Set down every entry again word for word, please, but skip the pictures.
-- Start of Material shown --
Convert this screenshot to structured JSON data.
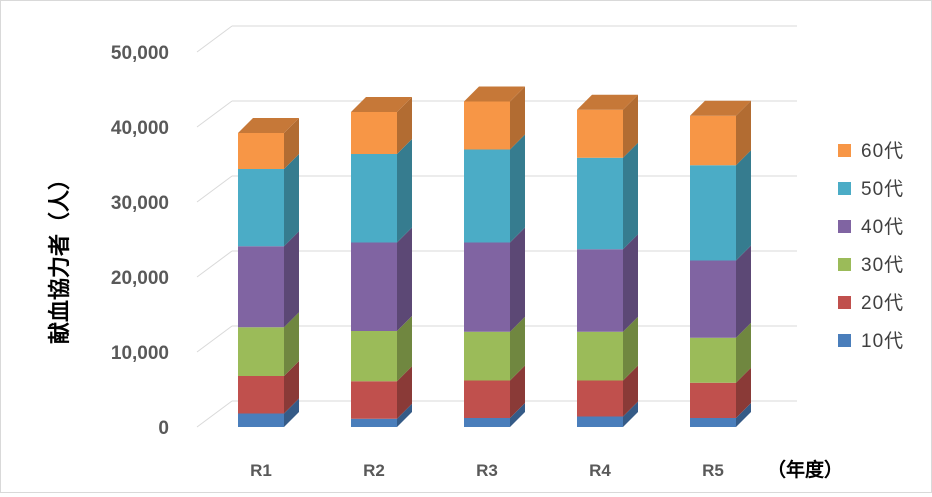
{
  "chart_data": {
    "type": "bar",
    "stacked": true,
    "three_d": true,
    "title": "",
    "xlabel": "",
    "ylabel": "献血協力者（人）",
    "x_unit_label": "（年度）",
    "categories": [
      "R1",
      "R2",
      "R3",
      "R4",
      "R5"
    ],
    "ylim": [
      0,
      50000
    ],
    "yticks": [
      0,
      10000,
      20000,
      30000,
      40000,
      50000
    ],
    "ytick_labels": [
      "0",
      "10,000",
      "20,000",
      "30,000",
      "40,000",
      "50,000"
    ],
    "grid": true,
    "legend_position": "right",
    "series": [
      {
        "name": "10代",
        "color": "#4a7ebb",
        "values": [
          1800,
          1100,
          1200,
          1400,
          1200
        ]
      },
      {
        "name": "20代",
        "color": "#c0504d",
        "values": [
          5000,
          5000,
          5000,
          4800,
          4700
        ]
      },
      {
        "name": "30代",
        "color": "#9bbb59",
        "values": [
          6500,
          6700,
          6500,
          6500,
          6000
        ]
      },
      {
        "name": "40代",
        "color": "#8064a2",
        "values": [
          10800,
          11800,
          11900,
          11000,
          10300
        ]
      },
      {
        "name": "50代",
        "color": "#4bacc6",
        "values": [
          10300,
          11800,
          12400,
          12200,
          12700
        ]
      },
      {
        "name": "60代",
        "color": "#f79646",
        "values": [
          4800,
          5600,
          6400,
          6400,
          6600
        ]
      }
    ]
  }
}
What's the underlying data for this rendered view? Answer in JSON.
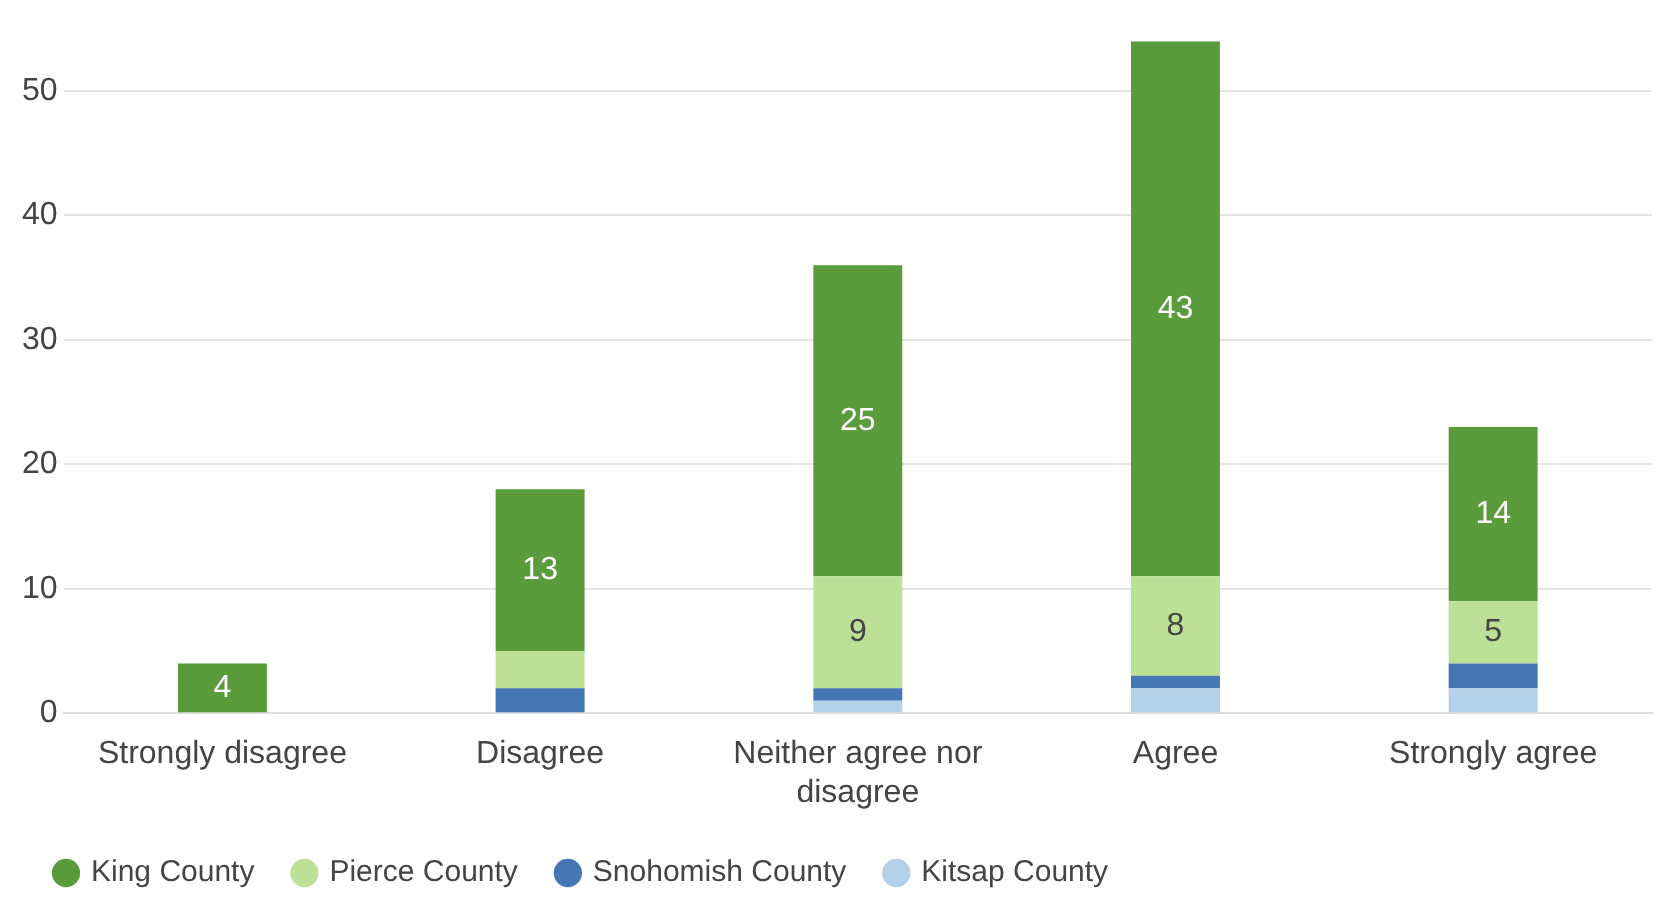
{
  "chart_data": {
    "type": "bar",
    "stacked": true,
    "categories": [
      "Strongly disagree",
      "Disagree",
      "Neither agree nor disagree",
      "Agree",
      "Strongly agree"
    ],
    "series": [
      {
        "name": "Kitsap County",
        "color": "#b3d1e8",
        "values": [
          0,
          0,
          1,
          2,
          2
        ],
        "value_labels": [
          null,
          null,
          null,
          null,
          null
        ]
      },
      {
        "name": "Snohomish County",
        "color": "#4477b4",
        "values": [
          0,
          2,
          1,
          1,
          2
        ],
        "value_labels": [
          null,
          null,
          null,
          null,
          null
        ]
      },
      {
        "name": "Pierce County",
        "color": "#bde097",
        "values": [
          0,
          3,
          9,
          8,
          5
        ],
        "value_labels": [
          null,
          null,
          "9",
          "8",
          "5"
        ]
      },
      {
        "name": "King County",
        "color": "#5a9c3c",
        "values": [
          4,
          13,
          25,
          43,
          14
        ],
        "value_labels": [
          "4",
          "13",
          "25",
          "43",
          "14"
        ]
      }
    ],
    "ylim": [
      0,
      54
    ],
    "yticks": [
      0,
      10,
      20,
      30,
      40,
      50
    ],
    "grid": "y",
    "legend": "bottom left"
  }
}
-- End of Material shown --
= Solution to the problem =
Convert this screenshot to structured JSON data.
{
  "chart_data": {
    "type": "bar",
    "stacked": true,
    "three_d": true,
    "title": "",
    "xlabel": "",
    "ylabel": "献血協力者（人）",
    "x_unit_label": "（年度）",
    "categories": [
      "R1",
      "R2",
      "R3",
      "R4",
      "R5"
    ],
    "ylim": [
      0,
      50000
    ],
    "yticks": [
      0,
      10000,
      20000,
      30000,
      40000,
      50000
    ],
    "ytick_labels": [
      "0",
      "10,000",
      "20,000",
      "30,000",
      "40,000",
      "50,000"
    ],
    "grid": true,
    "legend_position": "right",
    "series": [
      {
        "name": "10代",
        "color": "#4a7ebb",
        "values": [
          1800,
          1100,
          1200,
          1400,
          1200
        ]
      },
      {
        "name": "20代",
        "color": "#c0504d",
        "values": [
          5000,
          5000,
          5000,
          4800,
          4700
        ]
      },
      {
        "name": "30代",
        "color": "#9bbb59",
        "values": [
          6500,
          6700,
          6500,
          6500,
          6000
        ]
      },
      {
        "name": "40代",
        "color": "#8064a2",
        "values": [
          10800,
          11800,
          11900,
          11000,
          10300
        ]
      },
      {
        "name": "50代",
        "color": "#4bacc6",
        "values": [
          10300,
          11800,
          12400,
          12200,
          12700
        ]
      },
      {
        "name": "60代",
        "color": "#f79646",
        "values": [
          4800,
          5600,
          6400,
          6400,
          6600
        ]
      }
    ]
  }
}
What's the underlying data for this rendered view? Answer in JSON.
{
  "chart_data": {
    "type": "bar",
    "stacked": true,
    "categories": [
      "Strongly disagree",
      "Disagree",
      "Neither agree nor disagree",
      "Agree",
      "Strongly agree"
    ],
    "series": [
      {
        "name": "Kitsap County",
        "color": "#b3d1e8",
        "values": [
          0,
          0,
          1,
          2,
          2
        ],
        "value_labels": [
          null,
          null,
          null,
          null,
          null
        ]
      },
      {
        "name": "Snohomish County",
        "color": "#4477b4",
        "values": [
          0,
          2,
          1,
          1,
          2
        ],
        "value_labels": [
          null,
          null,
          null,
          null,
          null
        ]
      },
      {
        "name": "Pierce County",
        "color": "#bde097",
        "values": [
          0,
          3,
          9,
          8,
          5
        ],
        "value_labels": [
          null,
          null,
          "9",
          "8",
          "5"
        ]
      },
      {
        "name": "King County",
        "color": "#5a9c3c",
        "values": [
          4,
          13,
          25,
          43,
          14
        ],
        "value_labels": [
          "4",
          "13",
          "25",
          "43",
          "14"
        ]
      }
    ],
    "ylim": [
      0,
      54
    ],
    "yticks": [
      0,
      10,
      20,
      30,
      40,
      50
    ],
    "grid": "y",
    "legend": "bottom left"
  }
}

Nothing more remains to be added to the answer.